WRITTEN INSTRUCTION
Find each line with the word "name" and copy it.
──────── RECORDS TO USE ────────
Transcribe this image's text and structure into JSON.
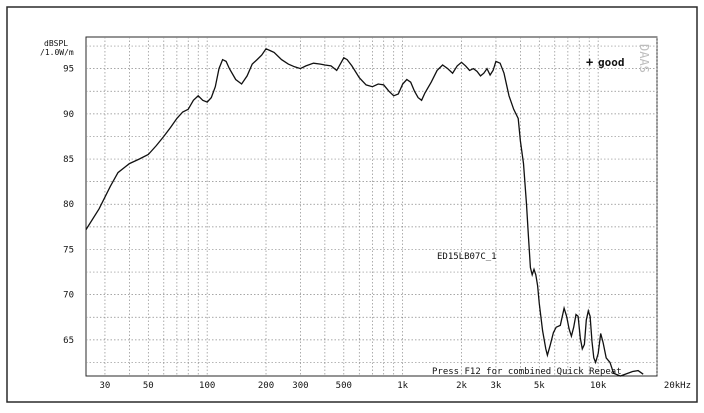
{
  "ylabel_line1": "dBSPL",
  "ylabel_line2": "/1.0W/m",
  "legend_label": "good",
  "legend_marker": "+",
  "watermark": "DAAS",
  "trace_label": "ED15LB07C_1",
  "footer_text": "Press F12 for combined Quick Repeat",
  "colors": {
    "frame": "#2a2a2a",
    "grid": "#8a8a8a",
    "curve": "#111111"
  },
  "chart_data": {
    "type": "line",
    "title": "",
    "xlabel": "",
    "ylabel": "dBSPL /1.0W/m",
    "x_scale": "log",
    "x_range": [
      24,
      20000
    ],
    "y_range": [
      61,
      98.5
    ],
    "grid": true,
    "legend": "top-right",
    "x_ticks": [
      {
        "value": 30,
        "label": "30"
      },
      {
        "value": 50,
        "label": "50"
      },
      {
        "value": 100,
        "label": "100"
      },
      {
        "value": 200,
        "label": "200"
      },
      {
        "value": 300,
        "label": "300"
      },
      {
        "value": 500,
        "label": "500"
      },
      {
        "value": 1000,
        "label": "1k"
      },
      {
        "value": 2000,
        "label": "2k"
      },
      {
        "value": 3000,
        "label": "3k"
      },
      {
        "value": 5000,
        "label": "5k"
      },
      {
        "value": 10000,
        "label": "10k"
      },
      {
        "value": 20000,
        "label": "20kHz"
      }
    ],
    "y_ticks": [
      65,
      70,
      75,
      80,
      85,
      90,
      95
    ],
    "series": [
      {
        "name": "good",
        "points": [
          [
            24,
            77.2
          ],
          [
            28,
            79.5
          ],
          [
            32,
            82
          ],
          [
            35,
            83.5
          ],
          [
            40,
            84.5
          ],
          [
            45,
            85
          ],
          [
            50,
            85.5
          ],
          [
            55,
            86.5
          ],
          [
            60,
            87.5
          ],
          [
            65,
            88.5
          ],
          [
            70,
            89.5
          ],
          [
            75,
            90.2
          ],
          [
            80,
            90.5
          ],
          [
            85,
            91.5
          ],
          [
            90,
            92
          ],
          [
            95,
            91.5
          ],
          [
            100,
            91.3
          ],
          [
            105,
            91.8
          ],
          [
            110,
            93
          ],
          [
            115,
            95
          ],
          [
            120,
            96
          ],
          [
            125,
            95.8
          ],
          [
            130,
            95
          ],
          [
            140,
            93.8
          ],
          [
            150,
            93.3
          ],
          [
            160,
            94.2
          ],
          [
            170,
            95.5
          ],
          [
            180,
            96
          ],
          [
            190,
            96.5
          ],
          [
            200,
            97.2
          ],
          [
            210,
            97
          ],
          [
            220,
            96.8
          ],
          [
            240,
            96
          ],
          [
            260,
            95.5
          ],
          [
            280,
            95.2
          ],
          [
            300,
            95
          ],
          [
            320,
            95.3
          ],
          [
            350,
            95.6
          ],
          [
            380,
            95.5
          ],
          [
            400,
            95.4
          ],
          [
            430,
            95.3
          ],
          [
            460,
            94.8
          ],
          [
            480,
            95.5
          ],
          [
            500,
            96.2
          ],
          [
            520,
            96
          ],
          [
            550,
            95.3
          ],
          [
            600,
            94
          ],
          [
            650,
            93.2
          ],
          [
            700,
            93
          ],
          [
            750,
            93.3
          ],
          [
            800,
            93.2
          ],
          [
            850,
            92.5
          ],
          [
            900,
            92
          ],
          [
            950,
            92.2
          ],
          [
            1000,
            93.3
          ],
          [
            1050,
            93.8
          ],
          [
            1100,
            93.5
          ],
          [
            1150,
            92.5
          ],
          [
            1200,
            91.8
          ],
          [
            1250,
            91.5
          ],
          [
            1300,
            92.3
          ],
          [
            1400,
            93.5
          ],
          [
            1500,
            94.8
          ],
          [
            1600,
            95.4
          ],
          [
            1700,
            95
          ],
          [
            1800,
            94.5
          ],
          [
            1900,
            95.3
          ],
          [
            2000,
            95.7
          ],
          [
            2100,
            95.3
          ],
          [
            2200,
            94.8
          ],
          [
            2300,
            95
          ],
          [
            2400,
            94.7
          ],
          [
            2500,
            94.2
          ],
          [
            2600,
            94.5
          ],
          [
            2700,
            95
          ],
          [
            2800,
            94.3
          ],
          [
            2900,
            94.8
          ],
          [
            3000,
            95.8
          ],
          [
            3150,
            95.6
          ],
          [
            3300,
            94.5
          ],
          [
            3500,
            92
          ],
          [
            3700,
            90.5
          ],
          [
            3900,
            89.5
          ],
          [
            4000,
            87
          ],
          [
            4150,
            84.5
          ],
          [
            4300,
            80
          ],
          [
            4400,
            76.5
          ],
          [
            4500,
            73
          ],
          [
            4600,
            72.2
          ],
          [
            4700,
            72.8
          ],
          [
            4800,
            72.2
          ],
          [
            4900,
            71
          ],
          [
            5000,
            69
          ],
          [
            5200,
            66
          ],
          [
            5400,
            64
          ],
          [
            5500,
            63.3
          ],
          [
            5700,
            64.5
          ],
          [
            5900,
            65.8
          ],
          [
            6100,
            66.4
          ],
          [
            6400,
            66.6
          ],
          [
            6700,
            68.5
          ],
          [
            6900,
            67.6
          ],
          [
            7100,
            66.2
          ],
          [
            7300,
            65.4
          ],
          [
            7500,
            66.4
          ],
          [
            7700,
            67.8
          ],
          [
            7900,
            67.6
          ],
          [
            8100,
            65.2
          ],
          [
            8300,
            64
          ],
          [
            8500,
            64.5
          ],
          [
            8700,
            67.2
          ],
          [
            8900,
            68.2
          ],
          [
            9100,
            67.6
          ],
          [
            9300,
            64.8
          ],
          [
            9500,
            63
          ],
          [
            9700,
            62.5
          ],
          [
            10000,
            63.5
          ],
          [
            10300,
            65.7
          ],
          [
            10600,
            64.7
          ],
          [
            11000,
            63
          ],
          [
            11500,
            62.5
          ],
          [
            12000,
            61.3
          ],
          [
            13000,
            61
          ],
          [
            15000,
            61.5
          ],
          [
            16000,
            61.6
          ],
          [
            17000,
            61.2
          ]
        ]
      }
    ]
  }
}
────────
──────── RECORDS TO USE ────────
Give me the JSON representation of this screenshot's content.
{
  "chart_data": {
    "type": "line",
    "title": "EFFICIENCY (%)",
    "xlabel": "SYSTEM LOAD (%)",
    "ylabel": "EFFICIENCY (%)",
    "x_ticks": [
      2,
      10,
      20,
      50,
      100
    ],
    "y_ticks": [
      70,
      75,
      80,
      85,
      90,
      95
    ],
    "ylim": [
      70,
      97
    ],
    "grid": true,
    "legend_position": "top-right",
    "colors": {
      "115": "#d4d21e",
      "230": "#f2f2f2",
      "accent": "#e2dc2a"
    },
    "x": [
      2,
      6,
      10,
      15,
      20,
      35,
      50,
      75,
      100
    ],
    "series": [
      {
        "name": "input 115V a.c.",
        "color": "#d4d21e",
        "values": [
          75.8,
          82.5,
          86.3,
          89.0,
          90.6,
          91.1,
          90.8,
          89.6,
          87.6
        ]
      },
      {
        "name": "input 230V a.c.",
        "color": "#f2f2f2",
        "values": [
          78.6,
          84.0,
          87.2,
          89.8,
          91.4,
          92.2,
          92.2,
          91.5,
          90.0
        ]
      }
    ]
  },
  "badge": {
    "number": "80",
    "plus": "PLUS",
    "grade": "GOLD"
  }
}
────────
ANSWER TO THE EXERCISE
        "name": "good",
        "name": "input 115V a.c.",
        "name": "input 230V a.c.",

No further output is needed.